Thank you once again for your help

4. Mar 17, 2016

### Staff: Mentor

So you're saying that printing t and phi and omega in the for loop the phi and omega don't change.

If so then that means the variables used to compute phi and omega aren't changing either is that right?

So I'd check them next and you should be able to find it.

The equations look right but I've never actually implemented RK instead I've done Euler variants which are decidedly simpler.

5. Mar 18, 2016

### noelll

Yes my phi and omega did not change it still remain the same as what i have input as the initial parameters, however but for my X and Z it change according to time.

Therefore, I feel that my phi and omega is not passing in to the runge kutta loop. Then again my X and Z get pass in the loop.

is my function wrong? i split up the three 2nd order ode into six 1st order ode.
Code (Text):

F_X  = @(t,X,Vx,Phi) Vx;
F_Z  = @(t,Z,Vz,Phi) Vz;
F_Phi= @(t,Phi,W) W;
F_Vx = @(t,X,Vx,Phi)(fn*(cos(Phi)-0.05*(sin(Phi))));
F_Vz = @(t,Z,Vz,Phi)(fn*(sin(Phi)+0.05*(cos(Phi)))-g);
F_W  = @(t,Phi,W)((fn*(Bxx+Bz*0.05))/20000);

Thank you so much for helping me.

_DATA BLOCK_.

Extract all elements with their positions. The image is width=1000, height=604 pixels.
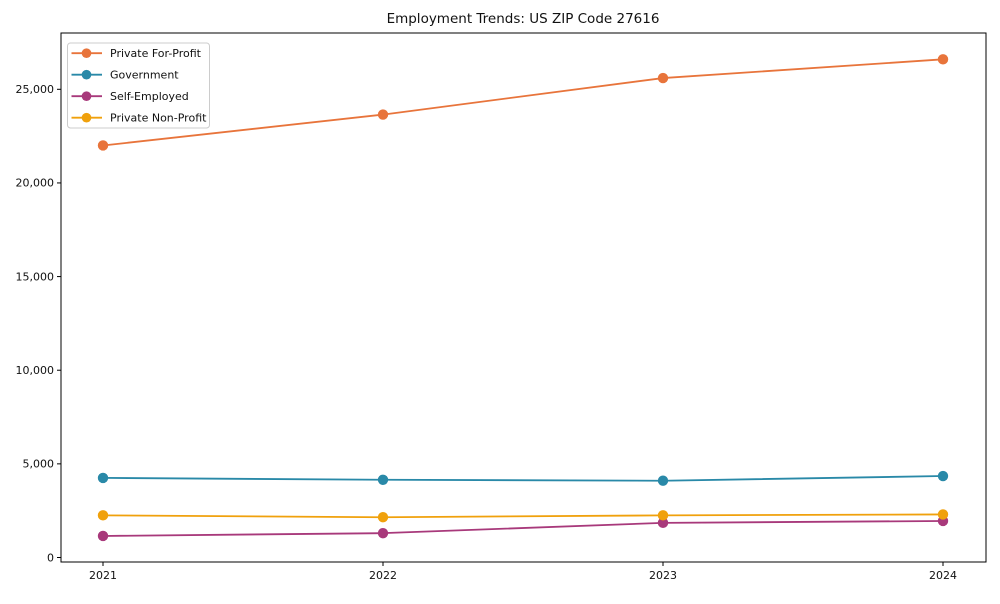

_WORK INSTRUCTIONS_. Please reproduce the passage from the Runge-Kutta forum thread above word for word, starting at "If so then that" and ending at "to find it.".

_SOLUTION TO THIS PROBLEM_.
If so then that means the variables used to compute phi and omega aren't changing either is that right?

So I'd check them next and you should be able to find it.